Records from a data collection
········

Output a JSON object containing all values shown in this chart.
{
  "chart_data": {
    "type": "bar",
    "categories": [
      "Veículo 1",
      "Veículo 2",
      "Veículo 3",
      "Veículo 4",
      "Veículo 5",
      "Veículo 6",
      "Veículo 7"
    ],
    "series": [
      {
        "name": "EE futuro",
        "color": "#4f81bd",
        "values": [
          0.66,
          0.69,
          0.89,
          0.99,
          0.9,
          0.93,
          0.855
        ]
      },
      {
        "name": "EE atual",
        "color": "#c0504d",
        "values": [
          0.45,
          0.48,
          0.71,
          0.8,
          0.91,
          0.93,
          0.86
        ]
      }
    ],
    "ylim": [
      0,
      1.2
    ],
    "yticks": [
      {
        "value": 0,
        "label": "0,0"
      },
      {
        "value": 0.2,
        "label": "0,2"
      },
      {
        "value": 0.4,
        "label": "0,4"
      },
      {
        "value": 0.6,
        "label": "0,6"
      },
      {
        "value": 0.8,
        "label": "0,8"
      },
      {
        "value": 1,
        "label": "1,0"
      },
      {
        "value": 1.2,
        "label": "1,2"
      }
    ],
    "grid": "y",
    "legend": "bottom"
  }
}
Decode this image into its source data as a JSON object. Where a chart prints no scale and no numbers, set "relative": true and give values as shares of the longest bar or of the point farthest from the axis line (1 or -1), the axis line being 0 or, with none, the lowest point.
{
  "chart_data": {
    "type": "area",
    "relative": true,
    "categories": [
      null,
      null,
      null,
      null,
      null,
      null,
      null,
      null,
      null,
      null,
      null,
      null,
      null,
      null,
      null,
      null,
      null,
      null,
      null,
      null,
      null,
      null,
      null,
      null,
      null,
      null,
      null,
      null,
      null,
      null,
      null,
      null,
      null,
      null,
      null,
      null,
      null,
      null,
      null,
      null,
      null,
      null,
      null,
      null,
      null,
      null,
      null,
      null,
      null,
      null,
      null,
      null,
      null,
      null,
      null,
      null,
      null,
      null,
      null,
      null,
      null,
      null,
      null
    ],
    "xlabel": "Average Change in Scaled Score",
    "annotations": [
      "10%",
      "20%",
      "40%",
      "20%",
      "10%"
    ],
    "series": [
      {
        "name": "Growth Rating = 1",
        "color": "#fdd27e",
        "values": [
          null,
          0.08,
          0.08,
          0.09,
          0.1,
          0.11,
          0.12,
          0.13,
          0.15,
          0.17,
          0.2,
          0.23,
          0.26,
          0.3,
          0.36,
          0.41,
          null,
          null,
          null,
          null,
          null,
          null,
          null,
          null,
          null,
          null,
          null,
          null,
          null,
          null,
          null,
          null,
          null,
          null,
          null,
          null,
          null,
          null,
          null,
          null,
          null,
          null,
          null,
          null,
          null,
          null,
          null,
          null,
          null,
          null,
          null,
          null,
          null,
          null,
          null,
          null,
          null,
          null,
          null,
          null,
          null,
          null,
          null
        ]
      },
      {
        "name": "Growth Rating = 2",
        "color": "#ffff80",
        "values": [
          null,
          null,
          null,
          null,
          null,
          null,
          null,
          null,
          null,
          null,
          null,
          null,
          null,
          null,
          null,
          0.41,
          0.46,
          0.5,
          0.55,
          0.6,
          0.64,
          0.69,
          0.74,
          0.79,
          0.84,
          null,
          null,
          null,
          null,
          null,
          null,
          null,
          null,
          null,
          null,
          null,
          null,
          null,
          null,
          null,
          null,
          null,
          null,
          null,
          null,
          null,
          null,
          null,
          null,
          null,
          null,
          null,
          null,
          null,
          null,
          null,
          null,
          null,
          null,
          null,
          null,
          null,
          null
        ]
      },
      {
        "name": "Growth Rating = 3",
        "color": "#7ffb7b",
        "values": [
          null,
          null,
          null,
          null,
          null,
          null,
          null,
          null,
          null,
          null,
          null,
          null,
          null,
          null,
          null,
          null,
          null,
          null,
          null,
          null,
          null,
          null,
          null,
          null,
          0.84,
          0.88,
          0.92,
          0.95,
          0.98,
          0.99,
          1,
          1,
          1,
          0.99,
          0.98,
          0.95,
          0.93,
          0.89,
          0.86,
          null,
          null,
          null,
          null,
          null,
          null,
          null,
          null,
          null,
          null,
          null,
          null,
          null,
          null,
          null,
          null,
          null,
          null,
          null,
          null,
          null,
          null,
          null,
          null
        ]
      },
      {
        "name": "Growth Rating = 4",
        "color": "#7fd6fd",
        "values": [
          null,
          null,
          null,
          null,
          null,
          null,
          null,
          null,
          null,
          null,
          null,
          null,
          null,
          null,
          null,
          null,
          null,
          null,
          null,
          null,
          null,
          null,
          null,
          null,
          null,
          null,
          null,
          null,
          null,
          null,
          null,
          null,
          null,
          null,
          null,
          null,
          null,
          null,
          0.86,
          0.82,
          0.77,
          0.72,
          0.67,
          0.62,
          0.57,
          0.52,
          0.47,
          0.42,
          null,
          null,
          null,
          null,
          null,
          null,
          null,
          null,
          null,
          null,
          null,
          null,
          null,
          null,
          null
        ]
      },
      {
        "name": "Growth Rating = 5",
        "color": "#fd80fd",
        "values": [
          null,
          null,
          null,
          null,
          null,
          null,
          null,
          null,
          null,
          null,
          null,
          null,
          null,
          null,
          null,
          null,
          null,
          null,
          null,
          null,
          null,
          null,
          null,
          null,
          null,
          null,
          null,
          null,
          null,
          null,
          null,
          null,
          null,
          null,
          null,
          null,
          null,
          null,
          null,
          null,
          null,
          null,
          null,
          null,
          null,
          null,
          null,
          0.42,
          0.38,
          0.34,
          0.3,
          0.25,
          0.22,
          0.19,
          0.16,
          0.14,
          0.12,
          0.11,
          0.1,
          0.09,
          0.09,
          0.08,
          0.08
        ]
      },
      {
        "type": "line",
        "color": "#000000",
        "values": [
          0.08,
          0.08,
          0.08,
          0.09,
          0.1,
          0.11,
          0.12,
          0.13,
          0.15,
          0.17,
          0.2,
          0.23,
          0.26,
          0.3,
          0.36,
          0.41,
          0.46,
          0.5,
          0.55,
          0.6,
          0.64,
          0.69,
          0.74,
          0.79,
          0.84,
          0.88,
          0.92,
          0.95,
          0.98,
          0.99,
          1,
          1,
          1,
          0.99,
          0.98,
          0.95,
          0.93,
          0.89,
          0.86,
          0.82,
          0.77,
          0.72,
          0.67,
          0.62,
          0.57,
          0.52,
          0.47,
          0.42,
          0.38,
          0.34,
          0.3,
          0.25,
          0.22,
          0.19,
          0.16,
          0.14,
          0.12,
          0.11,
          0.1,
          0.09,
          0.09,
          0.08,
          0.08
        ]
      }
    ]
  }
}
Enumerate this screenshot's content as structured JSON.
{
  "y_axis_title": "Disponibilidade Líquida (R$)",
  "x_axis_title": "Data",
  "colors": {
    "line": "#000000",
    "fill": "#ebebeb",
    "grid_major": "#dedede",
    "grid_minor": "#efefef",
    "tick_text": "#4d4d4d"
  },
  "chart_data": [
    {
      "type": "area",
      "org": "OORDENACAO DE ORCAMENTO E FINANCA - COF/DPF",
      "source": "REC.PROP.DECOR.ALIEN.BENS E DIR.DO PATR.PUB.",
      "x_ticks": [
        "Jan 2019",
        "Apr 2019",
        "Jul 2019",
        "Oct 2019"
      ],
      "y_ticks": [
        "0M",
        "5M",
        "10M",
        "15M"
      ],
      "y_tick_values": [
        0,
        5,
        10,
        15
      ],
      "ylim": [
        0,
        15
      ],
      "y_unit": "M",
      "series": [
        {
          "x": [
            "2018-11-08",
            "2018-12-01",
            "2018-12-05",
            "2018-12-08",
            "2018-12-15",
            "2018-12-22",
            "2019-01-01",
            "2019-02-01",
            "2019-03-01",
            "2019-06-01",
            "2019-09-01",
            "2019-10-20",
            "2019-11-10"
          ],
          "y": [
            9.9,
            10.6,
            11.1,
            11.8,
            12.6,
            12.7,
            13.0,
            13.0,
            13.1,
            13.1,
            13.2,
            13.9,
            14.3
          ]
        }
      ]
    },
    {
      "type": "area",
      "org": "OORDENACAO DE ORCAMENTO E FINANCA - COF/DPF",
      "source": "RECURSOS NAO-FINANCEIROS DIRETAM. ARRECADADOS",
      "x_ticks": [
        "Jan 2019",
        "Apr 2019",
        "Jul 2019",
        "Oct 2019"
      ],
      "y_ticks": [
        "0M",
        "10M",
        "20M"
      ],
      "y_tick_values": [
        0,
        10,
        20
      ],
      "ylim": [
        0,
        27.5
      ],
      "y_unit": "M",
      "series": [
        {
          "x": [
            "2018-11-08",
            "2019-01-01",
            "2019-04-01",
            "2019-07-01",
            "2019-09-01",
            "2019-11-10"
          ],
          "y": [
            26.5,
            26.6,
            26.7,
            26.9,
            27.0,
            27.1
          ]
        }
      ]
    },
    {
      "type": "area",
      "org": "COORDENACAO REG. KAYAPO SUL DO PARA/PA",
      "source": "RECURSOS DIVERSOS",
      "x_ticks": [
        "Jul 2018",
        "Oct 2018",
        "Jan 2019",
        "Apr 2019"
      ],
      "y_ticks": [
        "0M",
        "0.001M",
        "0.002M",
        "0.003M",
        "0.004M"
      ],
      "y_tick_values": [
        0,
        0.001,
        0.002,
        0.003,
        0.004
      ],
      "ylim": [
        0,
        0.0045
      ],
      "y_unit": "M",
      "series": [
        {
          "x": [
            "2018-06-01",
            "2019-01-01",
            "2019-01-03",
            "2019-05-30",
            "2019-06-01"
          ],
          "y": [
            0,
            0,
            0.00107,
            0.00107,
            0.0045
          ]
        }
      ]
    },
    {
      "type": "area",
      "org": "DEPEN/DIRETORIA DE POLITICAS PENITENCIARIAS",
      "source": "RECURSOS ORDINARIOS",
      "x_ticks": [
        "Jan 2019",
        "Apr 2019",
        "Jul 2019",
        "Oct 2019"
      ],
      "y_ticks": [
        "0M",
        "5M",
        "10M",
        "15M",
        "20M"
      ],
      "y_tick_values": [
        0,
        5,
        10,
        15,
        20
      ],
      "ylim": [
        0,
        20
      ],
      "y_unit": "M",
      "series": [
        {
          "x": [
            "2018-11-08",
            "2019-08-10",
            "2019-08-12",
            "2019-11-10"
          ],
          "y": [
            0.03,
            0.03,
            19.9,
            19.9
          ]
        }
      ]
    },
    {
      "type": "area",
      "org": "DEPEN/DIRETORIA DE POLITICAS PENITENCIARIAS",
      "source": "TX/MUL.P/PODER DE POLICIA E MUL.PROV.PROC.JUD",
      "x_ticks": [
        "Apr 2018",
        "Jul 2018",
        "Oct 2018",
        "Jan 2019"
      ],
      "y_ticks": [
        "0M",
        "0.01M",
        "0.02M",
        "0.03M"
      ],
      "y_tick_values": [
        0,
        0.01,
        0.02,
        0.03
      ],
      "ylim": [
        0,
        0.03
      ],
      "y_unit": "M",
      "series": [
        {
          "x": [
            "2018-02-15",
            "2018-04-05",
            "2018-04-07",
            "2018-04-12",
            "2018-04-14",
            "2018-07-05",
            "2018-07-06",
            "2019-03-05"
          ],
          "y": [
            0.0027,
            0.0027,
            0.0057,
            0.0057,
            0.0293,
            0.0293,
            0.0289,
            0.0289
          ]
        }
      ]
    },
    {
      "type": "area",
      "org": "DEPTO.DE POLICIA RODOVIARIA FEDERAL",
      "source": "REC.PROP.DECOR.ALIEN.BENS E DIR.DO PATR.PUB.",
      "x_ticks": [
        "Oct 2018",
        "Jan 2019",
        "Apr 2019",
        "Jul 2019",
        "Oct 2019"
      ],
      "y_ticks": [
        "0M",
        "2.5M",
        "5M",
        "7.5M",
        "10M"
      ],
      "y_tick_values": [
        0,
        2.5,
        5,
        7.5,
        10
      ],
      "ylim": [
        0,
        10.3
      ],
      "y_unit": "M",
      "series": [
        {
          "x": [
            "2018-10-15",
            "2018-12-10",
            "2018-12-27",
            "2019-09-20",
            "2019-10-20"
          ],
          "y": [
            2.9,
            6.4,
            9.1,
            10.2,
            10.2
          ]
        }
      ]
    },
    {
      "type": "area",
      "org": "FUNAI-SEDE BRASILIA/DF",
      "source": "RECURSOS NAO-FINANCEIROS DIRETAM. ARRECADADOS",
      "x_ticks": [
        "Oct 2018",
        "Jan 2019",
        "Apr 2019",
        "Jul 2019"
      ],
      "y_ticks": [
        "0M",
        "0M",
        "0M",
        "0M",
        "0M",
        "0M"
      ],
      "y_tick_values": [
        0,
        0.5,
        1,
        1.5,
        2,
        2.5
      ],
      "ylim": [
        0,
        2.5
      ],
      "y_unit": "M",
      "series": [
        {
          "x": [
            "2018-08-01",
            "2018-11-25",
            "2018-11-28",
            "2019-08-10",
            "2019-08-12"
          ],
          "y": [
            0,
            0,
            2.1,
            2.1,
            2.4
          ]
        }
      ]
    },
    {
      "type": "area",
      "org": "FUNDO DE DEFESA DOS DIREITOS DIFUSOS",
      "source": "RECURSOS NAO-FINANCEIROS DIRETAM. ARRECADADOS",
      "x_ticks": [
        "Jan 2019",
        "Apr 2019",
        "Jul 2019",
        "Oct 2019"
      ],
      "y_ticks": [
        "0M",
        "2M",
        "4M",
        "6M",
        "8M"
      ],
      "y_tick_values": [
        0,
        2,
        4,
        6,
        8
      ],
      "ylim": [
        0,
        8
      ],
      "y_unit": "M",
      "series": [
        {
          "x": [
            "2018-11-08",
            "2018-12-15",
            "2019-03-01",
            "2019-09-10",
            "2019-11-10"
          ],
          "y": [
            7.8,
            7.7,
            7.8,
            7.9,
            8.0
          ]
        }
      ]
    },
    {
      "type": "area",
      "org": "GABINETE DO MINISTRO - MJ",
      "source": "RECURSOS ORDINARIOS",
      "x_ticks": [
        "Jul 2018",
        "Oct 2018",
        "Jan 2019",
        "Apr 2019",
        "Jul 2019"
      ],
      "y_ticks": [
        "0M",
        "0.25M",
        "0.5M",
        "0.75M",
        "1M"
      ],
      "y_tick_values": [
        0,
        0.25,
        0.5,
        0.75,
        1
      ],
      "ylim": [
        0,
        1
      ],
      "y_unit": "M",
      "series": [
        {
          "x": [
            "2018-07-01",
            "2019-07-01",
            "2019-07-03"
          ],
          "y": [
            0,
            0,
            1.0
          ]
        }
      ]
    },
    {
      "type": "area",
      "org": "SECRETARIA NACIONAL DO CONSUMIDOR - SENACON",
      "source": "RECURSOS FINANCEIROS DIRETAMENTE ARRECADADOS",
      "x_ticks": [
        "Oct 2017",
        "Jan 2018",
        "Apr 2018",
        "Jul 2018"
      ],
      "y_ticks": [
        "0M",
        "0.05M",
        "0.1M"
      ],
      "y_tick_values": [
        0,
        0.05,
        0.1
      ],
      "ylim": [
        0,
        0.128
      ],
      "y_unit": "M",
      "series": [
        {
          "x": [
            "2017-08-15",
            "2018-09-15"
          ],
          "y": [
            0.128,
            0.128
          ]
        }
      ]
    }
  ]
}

········

Task description. From the listing, copy each line containing the word "Rating".

Solution to this problem.
        "name": "Growth Rating = 1",
        "name": "Growth Rating = 2",
        "name": "Growth Rating = 3",
        "name": "Growth Rating = 4",
        "name": "Growth Rating = 5",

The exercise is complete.